INSTRUCTIONS FOR THE TASK: Strip the pictures and reproduce the rest of the listing exactly.

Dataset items
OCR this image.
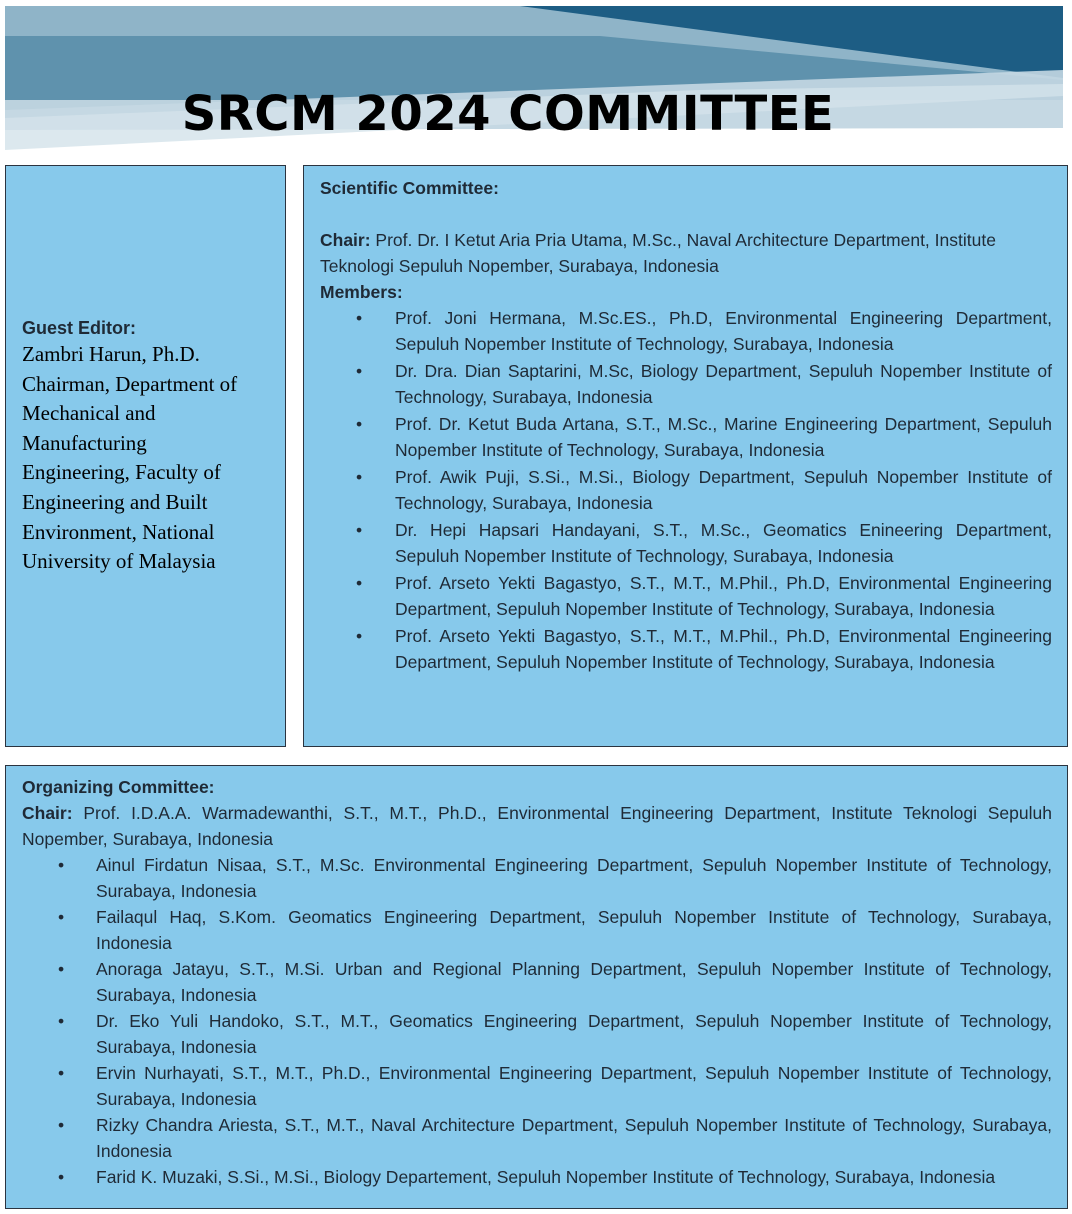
SRCM 2024 COMMITTEE
Guest Editor:
Zambri Harun, Ph.D.
Chairman, Department of
Mechanical and
Manufacturing
Engineering, Faculty of
Engineering and Built
Environment, National
University of Malaysia
Scientific Committee:
Chair: Prof. Dr. I Ketut Aria Pria Utama, M.Sc., Naval Architecture Department, Institute Teknologi Sepuluh Nopember, Surabaya, Indonesia
Members:
• Prof. Joni Hermana, M.Sc.ES., Ph.D, Environmental Engineering Department, Sepuluh Nopember Institute of Technology, Surabaya, Indonesia
• Dr. Dra. Dian Saptarini, M.Sc, Biology Department, Sepuluh Nopember Institute of Technology, Surabaya, Indonesia
• Prof. Dr. Ketut Buda Artana, S.T., M.Sc., Marine Engineering Department, Sepuluh Nopember Institute of Technology, Surabaya, Indonesia
• Prof. Awik Puji, S.Si., M.Si., Biology Department, Sepuluh Nopember Institute of Technology, Surabaya, Indonesia
• Dr. Hepi Hapsari Handayani, S.T., M.Sc., Geomatics Enineering Department, Sepuluh Nopember Institute of Technology, Surabaya, Indonesia
• Prof. Arseto Yekti Bagastyo, S.T., M.T., M.Phil., Ph.D, Environmental Engineering Department, Sepuluh Nopember Institute of Technology, Surabaya, Indonesia
• Prof. Arseto Yekti Bagastyo, S.T., M.T., M.Phil., Ph.D, Environmental Engineering Department, Sepuluh Nopember Institute of Technology, Surabaya, Indonesia
Organizing Committee:

Chair: Prof. I.D.A.A. Warmadewanthi, S.T., M.T., Ph.D., Environmental Engineering Department, Institute Teknologi Sepuluh Nopember, Surabaya, Indonesia

• Ainul Firdatun Nisaa, S.T., M.Sc. Environmental Engineering Department, Sepuluh Nopember Institute of Technology, Surabaya, Indonesia
• Failaqul Haq, S.Kom. Geomatics Engineering Department, Sepuluh Nopember Institute of Technology, Surabaya, Indonesia
• Anoraga Jatayu, S.T., M.Si. Urban and Regional Planning Department, Sepuluh Nopember Institute of Technology, Surabaya, Indonesia
• Dr. Eko Yuli Handoko, S.T., M.T., Geomatics Engineering Department, Sepuluh Nopember Institute of Technology, Surabaya, Indonesia
• Ervin Nurhayati, S.T., M.T., Ph.D., Environmental Engineering Department, Sepuluh Nopember Institute of Technology, Surabaya, Indonesia
• Rizky Chandra Ariesta, S.T., M.T., Naval Architecture Department, Sepuluh Nopember Institute of Technology, Surabaya, Indonesia
• Farid K. Muzaki, S.Si., M.Si., Biology Departement, Sepuluh Nopember Institute of Technology, Surabaya, Indonesia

RESULT OF THE TASK:
OCR this image.
SRCM 2024 COMMITTEE
Guest Editor:
Zambri Harun, Ph.D.
Chairman, Department of
Mechanical and
Manufacturing
Engineering, Faculty of
Engineering and Built
Environment, National
University of Malaysia
Scientific Committee:
Chair: Prof. Dr. I Ketut Aria Pria Utama, M.Sc., Naval Architecture Department, Institute Teknologi Sepuluh Nopember, Surabaya, Indonesia
Members:
• Prof. Joni Hermana, M.Sc.ES., Ph.D, Environmental Engineering Department, Sepuluh Nopember Institute of Technology, Surabaya, Indonesia
• Dr. Dra. Dian Saptarini, M.Sc, Biology Department, Sepuluh Nopember Institute of Technology, Surabaya, Indonesia
• Prof. Dr. Ketut Buda Artana, S.T., M.Sc., Marine Engineering Department, Sepuluh Nopember Institute of Technology, Surabaya, Indonesia
• Prof. Awik Puji, S.Si., M.Si., Biology Department, Sepuluh Nopember Institute of Technology, Surabaya, Indonesia
• Dr. Hepi Hapsari Handayani, S.T., M.Sc., Geomatics Enineering Department, Sepuluh Nopember Institute of Technology, Surabaya, Indonesia
• Prof. Arseto Yekti Bagastyo, S.T., M.T., M.Phil., Ph.D, Environmental Engineering Department, Sepuluh Nopember Institute of Technology, Surabaya, Indonesia
• Prof. Arseto Yekti Bagastyo, S.T., M.T., M.Phil., Ph.D, Environmental Engineering Department, Sepuluh Nopember Institute of Technology, Surabaya, Indonesia
Organizing Committee:

Chair: Prof. I.D.A.A. Warmadewanthi, S.T., M.T., Ph.D., Environmental Engineering Department, Institute Teknologi Sepuluh Nopember, Surabaya, Indonesia

• Ainul Firdatun Nisaa, S.T., M.Sc. Environmental Engineering Department, Sepuluh Nopember Institute of Technology, Surabaya, Indonesia
• Failaqul Haq, S.Kom. Geomatics Engineering Department, Sepuluh Nopember Institute of Technology, Surabaya, Indonesia
• Anoraga Jatayu, S.T., M.Si. Urban and Regional Planning Department, Sepuluh Nopember Institute of Technology, Surabaya, Indonesia
• Dr. Eko Yuli Handoko, S.T., M.T., Geomatics Engineering Department, Sepuluh Nopember Institute of Technology, Surabaya, Indonesia
• Ervin Nurhayati, S.T., M.T., Ph.D., Environmental Engineering Department, Sepuluh Nopember Institute of Technology, Surabaya, Indonesia
• Rizky Chandra Ariesta, S.T., M.T., Naval Architecture Department, Sepuluh Nopember Institute of Technology, Surabaya, Indonesia
• Farid K. Muzaki, S.Si., M.Si., Biology Departement, Sepuluh Nopember Institute of Technology, Surabaya, Indonesia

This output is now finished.